__Work required__:
Pick out every line with the word "Barone" and copy it.

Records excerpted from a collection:
# # #

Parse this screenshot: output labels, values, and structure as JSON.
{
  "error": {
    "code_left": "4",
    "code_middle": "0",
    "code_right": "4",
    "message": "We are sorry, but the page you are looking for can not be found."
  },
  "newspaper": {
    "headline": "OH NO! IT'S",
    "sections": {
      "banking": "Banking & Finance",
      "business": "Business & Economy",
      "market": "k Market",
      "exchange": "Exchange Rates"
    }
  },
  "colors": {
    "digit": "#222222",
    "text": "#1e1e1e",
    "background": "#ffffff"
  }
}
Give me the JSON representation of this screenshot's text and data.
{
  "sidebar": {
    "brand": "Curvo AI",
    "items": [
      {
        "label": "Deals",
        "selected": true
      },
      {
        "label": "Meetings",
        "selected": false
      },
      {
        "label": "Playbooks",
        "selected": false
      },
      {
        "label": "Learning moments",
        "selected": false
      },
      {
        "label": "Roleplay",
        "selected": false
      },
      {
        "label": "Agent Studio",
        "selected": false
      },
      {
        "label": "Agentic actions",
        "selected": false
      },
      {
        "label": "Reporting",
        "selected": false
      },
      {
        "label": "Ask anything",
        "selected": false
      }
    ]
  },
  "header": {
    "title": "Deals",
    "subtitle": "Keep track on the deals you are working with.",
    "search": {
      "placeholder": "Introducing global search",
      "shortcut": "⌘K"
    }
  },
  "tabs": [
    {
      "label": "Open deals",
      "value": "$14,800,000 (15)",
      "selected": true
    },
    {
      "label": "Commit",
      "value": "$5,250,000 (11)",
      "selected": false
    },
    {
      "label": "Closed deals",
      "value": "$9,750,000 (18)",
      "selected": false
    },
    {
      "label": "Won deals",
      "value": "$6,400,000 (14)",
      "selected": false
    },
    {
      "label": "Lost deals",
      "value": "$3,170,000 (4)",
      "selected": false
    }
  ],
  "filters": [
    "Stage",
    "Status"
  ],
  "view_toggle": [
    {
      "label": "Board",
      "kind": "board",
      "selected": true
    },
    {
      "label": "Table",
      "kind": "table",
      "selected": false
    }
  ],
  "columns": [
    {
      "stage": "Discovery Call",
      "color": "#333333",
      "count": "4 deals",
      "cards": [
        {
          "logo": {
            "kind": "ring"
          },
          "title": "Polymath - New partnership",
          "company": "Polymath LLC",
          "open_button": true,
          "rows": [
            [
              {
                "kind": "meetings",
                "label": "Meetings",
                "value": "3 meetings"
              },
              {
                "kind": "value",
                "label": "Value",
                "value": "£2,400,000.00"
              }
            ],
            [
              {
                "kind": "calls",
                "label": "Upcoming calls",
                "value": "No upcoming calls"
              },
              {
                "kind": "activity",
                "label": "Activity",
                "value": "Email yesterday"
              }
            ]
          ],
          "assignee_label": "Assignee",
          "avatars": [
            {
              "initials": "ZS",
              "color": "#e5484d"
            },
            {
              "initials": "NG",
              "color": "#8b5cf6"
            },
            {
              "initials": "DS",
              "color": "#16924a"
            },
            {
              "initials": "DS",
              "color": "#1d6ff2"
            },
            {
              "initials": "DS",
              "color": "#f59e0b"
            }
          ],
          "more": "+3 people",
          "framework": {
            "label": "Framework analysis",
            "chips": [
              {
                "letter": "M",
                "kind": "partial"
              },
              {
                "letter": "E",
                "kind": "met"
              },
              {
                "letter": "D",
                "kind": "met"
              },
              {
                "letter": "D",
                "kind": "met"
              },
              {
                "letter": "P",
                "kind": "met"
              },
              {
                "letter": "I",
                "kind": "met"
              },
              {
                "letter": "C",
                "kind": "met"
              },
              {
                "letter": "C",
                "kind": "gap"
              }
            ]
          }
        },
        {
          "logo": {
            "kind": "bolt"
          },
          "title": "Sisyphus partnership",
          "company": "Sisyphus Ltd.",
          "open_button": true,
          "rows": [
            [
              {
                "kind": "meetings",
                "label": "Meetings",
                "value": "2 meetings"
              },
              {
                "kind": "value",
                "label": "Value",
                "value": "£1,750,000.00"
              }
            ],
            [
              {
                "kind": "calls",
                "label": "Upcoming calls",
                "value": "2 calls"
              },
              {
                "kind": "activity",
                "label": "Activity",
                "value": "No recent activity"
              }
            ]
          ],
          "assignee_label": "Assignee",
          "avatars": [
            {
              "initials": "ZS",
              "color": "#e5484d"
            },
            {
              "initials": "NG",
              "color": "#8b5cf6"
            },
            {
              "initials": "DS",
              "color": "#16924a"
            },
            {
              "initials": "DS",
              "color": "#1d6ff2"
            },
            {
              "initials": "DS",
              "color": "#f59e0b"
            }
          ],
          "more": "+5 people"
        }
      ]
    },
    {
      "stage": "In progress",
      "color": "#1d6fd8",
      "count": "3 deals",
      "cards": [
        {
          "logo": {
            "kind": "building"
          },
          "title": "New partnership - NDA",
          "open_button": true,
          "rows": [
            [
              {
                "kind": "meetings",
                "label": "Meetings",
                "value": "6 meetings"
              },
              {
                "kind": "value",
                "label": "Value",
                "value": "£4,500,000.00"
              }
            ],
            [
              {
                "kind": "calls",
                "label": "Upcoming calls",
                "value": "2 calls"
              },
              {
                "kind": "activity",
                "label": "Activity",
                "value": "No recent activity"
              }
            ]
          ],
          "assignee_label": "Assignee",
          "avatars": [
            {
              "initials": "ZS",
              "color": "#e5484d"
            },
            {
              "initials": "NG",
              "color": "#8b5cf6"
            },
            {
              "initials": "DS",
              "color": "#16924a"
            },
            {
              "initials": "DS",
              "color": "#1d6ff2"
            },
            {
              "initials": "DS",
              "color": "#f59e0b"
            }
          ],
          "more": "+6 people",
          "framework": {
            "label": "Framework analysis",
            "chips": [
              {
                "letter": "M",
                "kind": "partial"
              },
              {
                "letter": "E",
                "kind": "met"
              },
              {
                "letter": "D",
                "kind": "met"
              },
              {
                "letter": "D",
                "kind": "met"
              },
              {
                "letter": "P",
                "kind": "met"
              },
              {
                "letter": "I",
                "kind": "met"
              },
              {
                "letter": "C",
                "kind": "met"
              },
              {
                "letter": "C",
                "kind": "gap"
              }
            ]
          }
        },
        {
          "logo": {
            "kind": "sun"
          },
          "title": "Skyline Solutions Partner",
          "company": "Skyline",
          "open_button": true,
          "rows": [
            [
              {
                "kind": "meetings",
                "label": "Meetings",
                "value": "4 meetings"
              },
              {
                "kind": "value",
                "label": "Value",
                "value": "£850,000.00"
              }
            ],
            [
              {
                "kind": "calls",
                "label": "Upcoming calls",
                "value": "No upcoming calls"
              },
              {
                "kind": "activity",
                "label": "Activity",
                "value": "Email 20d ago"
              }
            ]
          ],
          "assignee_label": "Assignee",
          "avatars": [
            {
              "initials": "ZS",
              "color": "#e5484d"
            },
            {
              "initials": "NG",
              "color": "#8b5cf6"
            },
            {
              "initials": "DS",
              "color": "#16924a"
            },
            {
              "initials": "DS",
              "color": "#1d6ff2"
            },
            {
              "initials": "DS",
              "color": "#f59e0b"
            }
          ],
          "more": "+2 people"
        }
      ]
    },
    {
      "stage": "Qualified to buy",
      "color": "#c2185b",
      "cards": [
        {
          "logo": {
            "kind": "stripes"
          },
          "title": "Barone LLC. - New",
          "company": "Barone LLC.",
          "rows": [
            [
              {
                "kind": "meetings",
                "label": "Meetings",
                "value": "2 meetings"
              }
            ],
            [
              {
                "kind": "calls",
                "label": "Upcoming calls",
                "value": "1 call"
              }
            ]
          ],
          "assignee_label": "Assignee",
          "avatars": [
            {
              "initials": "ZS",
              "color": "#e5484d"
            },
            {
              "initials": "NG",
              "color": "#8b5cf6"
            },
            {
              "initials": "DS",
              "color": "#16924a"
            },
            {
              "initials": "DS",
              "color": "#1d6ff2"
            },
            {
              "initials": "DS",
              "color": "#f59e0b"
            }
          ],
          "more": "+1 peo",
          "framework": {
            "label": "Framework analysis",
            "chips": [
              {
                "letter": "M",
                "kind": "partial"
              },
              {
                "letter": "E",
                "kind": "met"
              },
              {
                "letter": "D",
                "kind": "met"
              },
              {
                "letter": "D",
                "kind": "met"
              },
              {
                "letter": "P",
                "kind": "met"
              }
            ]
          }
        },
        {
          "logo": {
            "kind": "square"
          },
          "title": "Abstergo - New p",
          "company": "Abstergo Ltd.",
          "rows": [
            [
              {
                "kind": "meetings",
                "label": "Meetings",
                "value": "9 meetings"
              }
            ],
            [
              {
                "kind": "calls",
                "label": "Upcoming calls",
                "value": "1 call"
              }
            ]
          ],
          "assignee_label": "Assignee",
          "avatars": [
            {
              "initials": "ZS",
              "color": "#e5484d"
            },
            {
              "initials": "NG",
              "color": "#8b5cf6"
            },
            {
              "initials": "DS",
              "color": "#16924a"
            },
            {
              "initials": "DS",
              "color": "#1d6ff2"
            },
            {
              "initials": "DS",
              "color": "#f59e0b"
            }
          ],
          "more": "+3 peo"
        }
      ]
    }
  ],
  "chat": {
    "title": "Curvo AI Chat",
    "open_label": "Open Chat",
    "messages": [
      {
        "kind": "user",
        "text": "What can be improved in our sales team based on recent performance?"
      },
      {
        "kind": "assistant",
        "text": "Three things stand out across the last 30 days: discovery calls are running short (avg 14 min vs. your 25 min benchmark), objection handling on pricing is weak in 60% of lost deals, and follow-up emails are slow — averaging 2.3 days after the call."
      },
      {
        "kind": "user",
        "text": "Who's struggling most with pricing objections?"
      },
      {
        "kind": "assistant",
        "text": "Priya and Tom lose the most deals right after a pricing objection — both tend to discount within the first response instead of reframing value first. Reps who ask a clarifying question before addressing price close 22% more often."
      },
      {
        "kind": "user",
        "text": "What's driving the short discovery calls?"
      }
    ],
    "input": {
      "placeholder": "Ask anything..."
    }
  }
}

# # #

__Completed task__:
          "title": "Barone LLC. - New",
          "company": "Barone LLC.",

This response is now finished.